◆ Task objective ◆
In the records that follow, show each line where the word "placement" is present.

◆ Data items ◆
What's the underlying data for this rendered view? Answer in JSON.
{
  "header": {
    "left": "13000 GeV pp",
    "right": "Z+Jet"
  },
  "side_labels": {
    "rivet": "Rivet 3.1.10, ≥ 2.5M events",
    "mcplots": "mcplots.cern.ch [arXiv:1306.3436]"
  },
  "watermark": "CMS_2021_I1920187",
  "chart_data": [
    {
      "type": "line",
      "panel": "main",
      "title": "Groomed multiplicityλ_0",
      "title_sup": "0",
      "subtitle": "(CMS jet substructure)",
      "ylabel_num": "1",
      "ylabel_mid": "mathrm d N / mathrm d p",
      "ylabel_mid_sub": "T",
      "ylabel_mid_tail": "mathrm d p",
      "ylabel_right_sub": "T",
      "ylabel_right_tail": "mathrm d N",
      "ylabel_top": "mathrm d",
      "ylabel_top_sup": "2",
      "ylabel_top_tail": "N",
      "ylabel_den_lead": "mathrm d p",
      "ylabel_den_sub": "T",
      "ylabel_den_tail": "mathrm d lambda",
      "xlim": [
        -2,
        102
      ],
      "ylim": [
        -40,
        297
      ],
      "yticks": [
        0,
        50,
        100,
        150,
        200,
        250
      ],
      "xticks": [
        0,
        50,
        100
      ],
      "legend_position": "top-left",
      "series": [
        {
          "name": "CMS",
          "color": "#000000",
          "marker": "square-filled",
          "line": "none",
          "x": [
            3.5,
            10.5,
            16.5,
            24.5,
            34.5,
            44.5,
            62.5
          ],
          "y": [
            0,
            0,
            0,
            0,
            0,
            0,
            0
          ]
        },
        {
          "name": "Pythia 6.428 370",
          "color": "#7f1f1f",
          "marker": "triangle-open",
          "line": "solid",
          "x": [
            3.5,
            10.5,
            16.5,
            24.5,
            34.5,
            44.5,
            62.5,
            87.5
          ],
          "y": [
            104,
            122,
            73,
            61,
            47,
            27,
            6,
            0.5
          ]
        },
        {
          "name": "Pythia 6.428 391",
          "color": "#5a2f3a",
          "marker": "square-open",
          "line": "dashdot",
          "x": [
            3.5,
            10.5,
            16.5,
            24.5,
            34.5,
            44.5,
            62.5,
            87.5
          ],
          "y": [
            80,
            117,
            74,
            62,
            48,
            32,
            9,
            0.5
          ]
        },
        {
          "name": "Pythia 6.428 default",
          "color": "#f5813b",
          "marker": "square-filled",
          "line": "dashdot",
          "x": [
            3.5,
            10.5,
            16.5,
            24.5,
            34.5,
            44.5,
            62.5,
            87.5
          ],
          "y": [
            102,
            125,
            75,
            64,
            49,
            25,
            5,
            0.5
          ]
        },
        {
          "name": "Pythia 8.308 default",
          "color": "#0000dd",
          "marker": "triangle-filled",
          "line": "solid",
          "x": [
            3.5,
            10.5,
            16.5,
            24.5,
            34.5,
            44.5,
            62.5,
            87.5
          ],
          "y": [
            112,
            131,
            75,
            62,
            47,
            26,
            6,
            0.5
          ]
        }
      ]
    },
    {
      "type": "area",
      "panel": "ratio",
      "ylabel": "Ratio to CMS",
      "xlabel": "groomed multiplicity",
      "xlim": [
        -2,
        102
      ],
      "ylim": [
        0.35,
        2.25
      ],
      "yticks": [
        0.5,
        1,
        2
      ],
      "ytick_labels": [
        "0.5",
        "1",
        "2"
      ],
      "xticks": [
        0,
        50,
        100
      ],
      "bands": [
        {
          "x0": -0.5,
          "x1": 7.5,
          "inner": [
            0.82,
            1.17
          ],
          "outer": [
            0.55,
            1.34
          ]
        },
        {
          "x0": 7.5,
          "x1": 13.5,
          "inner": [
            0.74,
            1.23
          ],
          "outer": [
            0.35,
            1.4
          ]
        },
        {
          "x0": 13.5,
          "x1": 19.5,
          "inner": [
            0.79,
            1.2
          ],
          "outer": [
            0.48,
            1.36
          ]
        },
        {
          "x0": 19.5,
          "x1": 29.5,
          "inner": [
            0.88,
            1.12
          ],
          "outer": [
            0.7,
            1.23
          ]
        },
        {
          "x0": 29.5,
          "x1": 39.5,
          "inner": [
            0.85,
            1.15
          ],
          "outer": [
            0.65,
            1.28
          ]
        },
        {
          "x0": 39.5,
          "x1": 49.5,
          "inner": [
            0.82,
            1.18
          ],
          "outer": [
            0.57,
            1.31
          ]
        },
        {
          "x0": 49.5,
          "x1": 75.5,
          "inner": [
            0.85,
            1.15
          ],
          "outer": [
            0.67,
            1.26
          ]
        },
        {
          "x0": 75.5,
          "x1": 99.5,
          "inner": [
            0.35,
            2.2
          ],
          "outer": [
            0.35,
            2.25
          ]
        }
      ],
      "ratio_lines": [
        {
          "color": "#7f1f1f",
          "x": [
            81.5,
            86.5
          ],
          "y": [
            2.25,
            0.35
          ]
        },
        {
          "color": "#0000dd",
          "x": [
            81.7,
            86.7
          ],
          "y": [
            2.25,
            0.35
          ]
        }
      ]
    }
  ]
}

==

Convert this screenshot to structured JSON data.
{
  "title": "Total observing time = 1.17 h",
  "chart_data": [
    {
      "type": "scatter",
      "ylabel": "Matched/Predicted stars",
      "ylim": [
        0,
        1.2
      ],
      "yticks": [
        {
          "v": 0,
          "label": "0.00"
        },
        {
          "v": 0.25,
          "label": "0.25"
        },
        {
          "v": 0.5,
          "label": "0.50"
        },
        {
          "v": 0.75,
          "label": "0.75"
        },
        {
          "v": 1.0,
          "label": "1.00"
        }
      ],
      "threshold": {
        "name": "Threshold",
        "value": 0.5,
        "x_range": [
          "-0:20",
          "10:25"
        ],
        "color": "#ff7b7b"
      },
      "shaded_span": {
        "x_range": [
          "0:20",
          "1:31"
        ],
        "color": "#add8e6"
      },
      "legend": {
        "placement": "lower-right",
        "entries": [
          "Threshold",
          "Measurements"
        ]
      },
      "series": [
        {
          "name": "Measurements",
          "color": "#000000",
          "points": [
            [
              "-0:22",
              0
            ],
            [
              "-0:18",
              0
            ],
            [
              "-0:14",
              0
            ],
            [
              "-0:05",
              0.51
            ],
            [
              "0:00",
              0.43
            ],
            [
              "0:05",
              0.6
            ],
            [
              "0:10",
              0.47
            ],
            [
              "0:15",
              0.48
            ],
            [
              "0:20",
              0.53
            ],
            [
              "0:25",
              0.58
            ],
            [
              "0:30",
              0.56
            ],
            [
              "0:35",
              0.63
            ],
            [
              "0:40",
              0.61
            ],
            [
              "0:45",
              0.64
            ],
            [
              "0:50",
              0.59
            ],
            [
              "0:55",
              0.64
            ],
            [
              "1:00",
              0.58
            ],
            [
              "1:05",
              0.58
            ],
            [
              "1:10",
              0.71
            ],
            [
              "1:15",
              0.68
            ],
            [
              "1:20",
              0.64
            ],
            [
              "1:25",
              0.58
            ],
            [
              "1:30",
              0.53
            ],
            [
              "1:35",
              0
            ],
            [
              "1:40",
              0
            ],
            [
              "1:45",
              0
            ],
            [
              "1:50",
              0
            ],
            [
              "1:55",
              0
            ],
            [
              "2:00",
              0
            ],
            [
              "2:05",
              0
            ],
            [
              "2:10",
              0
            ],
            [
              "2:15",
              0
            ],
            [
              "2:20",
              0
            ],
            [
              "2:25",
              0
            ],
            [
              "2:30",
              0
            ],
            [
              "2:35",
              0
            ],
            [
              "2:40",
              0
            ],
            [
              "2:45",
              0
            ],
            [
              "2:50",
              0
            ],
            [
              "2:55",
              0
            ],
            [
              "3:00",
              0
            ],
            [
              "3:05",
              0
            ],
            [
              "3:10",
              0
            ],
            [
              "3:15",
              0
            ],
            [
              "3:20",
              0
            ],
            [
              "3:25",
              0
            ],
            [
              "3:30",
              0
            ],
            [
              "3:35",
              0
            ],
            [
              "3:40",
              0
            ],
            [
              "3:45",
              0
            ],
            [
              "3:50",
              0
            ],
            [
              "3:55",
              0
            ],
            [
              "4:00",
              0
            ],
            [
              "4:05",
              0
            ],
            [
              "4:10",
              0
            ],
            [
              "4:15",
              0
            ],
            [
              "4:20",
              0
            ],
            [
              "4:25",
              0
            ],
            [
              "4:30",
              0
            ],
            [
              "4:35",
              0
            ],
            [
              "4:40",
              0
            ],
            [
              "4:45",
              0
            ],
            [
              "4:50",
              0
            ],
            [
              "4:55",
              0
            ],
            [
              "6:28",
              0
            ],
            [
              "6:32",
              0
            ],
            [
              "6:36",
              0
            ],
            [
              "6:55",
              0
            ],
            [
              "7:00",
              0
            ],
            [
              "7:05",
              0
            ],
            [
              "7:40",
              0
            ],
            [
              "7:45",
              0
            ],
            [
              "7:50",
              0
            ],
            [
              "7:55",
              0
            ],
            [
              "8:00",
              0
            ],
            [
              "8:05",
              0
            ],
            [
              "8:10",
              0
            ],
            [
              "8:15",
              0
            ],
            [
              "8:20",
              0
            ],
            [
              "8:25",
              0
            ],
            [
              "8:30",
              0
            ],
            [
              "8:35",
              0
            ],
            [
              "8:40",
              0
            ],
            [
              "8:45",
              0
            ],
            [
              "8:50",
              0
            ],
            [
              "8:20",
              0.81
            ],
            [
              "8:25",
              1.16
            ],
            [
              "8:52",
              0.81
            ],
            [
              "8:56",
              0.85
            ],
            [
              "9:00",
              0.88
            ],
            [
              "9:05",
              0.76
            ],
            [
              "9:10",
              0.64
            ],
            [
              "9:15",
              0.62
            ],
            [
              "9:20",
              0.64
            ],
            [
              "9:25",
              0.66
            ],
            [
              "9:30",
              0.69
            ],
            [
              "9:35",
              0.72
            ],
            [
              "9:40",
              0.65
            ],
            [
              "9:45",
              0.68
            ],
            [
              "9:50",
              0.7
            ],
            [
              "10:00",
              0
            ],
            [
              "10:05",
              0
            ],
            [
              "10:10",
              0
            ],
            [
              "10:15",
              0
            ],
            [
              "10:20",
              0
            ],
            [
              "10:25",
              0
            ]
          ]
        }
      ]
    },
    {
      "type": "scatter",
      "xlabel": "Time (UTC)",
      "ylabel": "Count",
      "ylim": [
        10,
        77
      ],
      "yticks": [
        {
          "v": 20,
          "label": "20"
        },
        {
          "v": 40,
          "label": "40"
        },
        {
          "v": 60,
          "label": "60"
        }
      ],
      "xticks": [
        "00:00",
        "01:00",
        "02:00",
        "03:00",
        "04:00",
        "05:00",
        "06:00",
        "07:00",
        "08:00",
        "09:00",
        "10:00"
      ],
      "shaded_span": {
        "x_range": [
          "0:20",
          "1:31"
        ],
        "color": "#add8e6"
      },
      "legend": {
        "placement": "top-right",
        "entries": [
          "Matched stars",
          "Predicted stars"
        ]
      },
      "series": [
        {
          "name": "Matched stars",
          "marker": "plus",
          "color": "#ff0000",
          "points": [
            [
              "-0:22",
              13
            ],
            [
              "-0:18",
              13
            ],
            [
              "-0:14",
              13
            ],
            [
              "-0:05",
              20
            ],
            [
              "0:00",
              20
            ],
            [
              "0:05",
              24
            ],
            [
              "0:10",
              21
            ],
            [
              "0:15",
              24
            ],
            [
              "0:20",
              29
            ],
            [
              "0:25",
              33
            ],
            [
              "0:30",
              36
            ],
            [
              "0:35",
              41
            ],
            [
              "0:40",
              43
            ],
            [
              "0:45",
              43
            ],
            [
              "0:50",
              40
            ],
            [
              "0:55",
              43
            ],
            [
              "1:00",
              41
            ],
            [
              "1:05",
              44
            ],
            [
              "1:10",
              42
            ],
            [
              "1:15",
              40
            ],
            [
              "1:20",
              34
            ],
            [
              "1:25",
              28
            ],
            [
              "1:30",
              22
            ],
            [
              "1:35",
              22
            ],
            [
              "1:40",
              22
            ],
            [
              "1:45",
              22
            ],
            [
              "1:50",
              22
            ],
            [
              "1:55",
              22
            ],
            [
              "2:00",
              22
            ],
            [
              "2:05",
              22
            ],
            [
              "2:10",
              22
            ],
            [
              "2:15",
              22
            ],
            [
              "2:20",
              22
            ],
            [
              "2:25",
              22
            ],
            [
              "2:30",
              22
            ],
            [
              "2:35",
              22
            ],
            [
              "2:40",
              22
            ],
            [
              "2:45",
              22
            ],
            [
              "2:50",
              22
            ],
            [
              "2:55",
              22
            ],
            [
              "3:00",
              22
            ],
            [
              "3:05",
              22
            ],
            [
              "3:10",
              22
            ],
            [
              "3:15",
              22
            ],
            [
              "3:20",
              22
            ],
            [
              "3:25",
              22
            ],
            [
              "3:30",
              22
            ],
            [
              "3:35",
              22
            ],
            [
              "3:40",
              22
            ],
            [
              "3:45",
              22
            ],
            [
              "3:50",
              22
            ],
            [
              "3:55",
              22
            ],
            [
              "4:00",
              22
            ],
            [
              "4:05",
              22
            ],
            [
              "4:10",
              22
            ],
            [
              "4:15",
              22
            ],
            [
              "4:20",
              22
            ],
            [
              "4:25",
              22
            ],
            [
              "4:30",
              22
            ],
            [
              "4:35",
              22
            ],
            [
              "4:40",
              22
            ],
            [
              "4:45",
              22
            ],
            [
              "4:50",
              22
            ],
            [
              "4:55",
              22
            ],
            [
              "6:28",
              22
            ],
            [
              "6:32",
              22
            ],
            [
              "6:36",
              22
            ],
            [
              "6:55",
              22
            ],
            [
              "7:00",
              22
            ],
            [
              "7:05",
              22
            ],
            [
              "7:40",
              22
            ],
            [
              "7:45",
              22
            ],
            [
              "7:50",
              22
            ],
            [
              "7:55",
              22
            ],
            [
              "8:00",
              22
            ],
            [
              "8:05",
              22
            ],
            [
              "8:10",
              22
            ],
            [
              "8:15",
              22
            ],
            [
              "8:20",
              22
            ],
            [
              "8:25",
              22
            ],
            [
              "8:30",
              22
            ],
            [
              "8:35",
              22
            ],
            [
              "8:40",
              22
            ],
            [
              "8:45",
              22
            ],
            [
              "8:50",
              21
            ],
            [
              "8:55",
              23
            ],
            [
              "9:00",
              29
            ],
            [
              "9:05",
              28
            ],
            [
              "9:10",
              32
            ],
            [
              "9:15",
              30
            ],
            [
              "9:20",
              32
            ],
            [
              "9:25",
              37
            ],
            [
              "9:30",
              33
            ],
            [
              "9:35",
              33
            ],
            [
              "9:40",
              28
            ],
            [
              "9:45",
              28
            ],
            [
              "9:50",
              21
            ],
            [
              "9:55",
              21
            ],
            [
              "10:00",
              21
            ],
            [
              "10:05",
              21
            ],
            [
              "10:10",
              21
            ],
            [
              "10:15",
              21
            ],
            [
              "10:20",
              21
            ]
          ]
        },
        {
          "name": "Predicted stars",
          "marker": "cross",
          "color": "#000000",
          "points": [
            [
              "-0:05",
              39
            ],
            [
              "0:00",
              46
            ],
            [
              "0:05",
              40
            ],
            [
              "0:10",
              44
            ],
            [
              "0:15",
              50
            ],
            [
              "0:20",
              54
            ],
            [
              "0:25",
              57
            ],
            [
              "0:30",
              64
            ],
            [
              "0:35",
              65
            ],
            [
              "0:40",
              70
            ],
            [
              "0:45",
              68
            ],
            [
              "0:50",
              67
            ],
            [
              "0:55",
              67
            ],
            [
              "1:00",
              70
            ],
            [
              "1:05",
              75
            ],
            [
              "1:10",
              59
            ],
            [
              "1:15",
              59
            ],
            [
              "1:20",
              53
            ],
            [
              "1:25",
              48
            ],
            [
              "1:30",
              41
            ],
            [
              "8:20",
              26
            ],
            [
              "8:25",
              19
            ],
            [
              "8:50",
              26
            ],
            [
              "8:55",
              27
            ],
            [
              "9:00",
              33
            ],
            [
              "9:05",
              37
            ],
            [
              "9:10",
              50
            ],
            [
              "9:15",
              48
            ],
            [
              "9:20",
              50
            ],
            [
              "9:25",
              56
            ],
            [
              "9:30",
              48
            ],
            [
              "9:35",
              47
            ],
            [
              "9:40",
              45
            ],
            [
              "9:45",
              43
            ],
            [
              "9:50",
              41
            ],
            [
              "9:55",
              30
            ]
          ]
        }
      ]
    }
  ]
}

...

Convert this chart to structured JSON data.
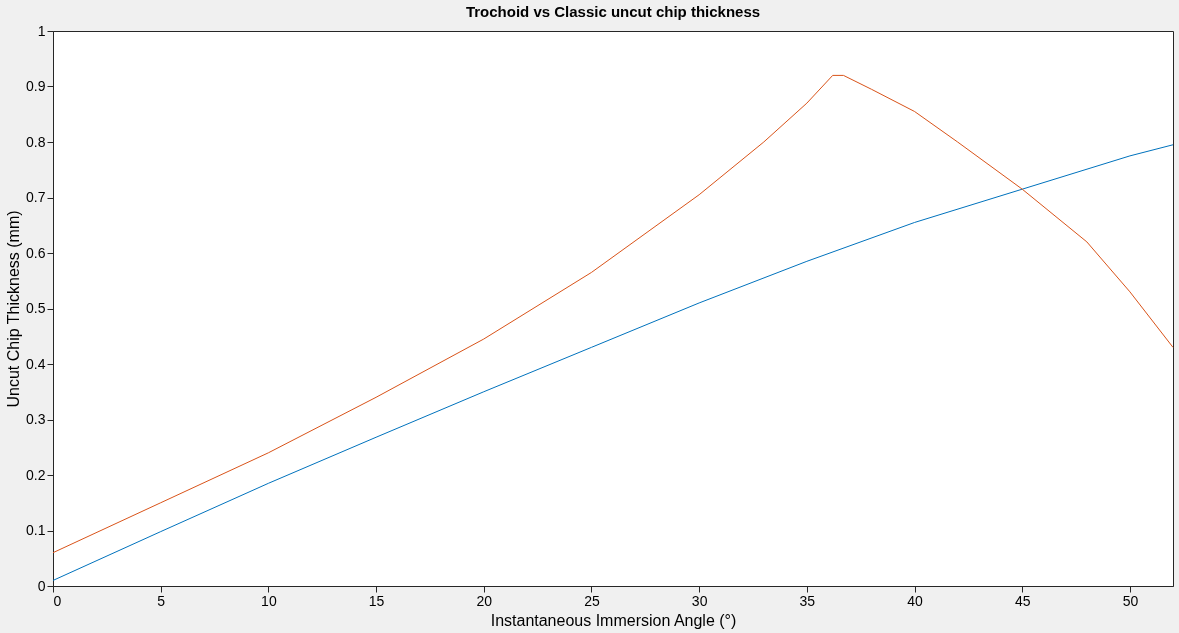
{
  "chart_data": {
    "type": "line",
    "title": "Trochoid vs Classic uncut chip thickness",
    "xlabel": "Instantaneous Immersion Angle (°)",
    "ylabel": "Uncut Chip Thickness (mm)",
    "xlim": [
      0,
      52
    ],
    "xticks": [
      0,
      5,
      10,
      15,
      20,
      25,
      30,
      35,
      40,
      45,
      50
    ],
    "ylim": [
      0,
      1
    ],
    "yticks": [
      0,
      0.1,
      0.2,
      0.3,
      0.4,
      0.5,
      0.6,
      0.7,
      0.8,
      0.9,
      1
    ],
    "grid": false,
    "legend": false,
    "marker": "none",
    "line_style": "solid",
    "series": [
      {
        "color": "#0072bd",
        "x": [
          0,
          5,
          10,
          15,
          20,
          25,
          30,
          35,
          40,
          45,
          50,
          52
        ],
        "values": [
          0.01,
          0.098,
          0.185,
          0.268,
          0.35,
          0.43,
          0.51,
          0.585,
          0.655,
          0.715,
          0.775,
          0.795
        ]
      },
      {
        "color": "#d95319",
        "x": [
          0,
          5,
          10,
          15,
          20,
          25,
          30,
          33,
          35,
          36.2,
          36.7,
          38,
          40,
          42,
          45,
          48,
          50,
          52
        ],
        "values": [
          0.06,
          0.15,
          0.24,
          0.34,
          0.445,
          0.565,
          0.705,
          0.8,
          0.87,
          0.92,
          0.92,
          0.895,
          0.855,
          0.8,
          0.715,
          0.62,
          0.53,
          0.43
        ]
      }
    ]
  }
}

◆ Worked solution ◆
        "placement": "lower-right",
        "placement": "top-right",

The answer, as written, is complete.